======== Data provided

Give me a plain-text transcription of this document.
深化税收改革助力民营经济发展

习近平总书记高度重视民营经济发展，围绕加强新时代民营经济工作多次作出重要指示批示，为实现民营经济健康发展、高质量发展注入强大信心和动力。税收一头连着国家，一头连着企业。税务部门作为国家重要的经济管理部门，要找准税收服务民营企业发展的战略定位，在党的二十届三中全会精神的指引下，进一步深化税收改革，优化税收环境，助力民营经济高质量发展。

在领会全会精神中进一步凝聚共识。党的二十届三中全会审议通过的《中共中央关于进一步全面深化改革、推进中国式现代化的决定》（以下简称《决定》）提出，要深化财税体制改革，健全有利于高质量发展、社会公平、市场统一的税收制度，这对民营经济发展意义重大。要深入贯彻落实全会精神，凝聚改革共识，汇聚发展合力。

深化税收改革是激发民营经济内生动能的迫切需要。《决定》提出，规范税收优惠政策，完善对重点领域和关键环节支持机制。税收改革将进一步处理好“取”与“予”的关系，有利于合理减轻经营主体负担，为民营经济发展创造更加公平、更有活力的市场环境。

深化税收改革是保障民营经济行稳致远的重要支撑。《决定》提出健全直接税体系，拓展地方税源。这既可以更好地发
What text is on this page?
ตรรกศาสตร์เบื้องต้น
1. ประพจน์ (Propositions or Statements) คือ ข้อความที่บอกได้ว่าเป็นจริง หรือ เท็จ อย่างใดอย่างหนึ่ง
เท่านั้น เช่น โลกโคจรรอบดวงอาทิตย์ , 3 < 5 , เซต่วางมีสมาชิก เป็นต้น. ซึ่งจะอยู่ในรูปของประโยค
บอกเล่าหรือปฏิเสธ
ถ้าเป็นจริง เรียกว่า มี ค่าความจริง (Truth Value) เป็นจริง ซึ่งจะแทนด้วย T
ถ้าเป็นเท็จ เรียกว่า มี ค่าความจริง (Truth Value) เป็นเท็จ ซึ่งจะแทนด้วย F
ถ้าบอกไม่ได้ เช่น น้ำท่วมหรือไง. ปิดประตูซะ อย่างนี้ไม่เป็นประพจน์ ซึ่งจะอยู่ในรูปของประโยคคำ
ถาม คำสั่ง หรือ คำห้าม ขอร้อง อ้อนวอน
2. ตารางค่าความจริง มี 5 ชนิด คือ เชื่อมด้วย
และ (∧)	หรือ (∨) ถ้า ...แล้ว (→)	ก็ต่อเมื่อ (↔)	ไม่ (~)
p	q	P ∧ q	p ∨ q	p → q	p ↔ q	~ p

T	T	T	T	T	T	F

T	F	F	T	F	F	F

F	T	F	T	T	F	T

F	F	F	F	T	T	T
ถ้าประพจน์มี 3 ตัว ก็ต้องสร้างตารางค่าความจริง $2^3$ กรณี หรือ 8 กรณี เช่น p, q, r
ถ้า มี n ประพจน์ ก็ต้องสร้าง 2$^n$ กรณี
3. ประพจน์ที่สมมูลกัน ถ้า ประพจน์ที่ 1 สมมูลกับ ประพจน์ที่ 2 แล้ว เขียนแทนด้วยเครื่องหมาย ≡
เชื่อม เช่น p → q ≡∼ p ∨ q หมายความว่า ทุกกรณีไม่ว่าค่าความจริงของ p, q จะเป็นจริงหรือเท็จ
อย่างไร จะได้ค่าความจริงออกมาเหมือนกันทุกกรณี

================

The request: Show every line from the entries above in which the word "Truth" appears.

Response to this task:
ถ้าเป็นจริง เรียกว่า มี ค่าความจริง (Truth Value) เป็นจริง ซึ่งจะแทนด้วย T
ถ้าเป็นเท็จ เรียกว่า มี ค่าความจริง (Truth Value) เป็นเท็จ ซึ่งจะแทนด้วย F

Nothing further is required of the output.